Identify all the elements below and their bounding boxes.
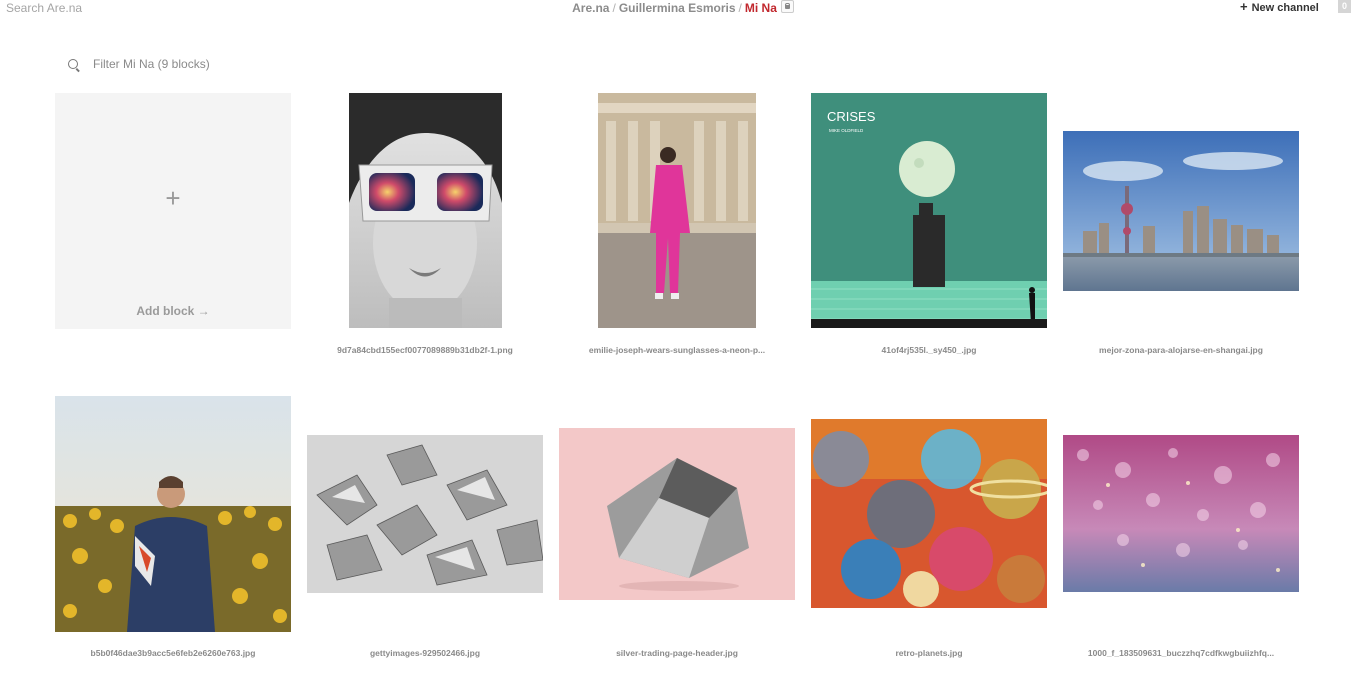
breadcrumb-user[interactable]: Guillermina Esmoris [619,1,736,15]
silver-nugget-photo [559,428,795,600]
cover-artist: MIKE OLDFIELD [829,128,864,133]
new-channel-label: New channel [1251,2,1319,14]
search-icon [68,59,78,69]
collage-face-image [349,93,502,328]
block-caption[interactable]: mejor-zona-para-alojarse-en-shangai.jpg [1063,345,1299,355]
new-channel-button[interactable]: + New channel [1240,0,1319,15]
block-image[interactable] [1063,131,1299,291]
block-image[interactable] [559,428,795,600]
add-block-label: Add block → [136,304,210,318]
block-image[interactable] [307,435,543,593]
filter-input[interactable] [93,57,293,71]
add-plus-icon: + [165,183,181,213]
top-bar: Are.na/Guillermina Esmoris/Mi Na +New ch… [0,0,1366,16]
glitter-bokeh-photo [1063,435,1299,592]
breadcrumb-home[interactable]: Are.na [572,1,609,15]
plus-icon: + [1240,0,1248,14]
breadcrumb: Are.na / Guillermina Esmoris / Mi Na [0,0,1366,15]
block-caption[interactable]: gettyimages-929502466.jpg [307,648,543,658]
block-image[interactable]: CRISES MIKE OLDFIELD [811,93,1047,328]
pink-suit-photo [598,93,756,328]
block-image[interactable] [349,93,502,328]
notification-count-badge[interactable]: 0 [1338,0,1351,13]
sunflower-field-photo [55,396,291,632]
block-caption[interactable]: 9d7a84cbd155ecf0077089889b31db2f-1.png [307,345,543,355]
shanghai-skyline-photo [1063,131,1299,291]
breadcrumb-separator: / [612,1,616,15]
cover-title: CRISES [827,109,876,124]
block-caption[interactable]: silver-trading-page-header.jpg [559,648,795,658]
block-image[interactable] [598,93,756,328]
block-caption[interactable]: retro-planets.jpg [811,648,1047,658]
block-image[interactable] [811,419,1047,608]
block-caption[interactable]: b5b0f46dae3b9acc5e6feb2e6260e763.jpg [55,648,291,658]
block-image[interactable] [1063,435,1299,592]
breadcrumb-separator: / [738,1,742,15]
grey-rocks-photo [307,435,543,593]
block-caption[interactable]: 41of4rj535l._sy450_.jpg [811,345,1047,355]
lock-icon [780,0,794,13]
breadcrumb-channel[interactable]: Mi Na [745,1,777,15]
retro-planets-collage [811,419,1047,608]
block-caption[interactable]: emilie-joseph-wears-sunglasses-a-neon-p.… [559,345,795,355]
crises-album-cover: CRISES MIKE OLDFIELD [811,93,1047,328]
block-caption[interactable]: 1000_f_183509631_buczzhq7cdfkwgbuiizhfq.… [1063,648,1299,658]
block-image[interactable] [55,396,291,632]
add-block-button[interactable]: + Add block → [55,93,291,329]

The task: Reproduce the data without changes, starting at the line with "breadcrumb-user[interactable]: Guillermina Esmoris" and continuing through the line with "block-image[interactable] [559,428,795,600]", both included.

Output below:
breadcrumb-user[interactable]: Guillermina Esmoris [619,1,736,15]
silver-nugget-photo [559,428,795,600]
cover-artist: MIKE OLDFIELD [829,128,864,133]
new-channel-label: New channel [1251,2,1319,14]
search-icon [68,59,78,69]
collage-face-image [349,93,502,328]
block-caption[interactable]: mejor-zona-para-alojarse-en-shangai.jpg [1063,345,1299,355]
new-channel-button[interactable]: + New channel [1240,0,1319,15]
block-image[interactable] [1063,131,1299,291]
block-image[interactable] [559,428,795,600]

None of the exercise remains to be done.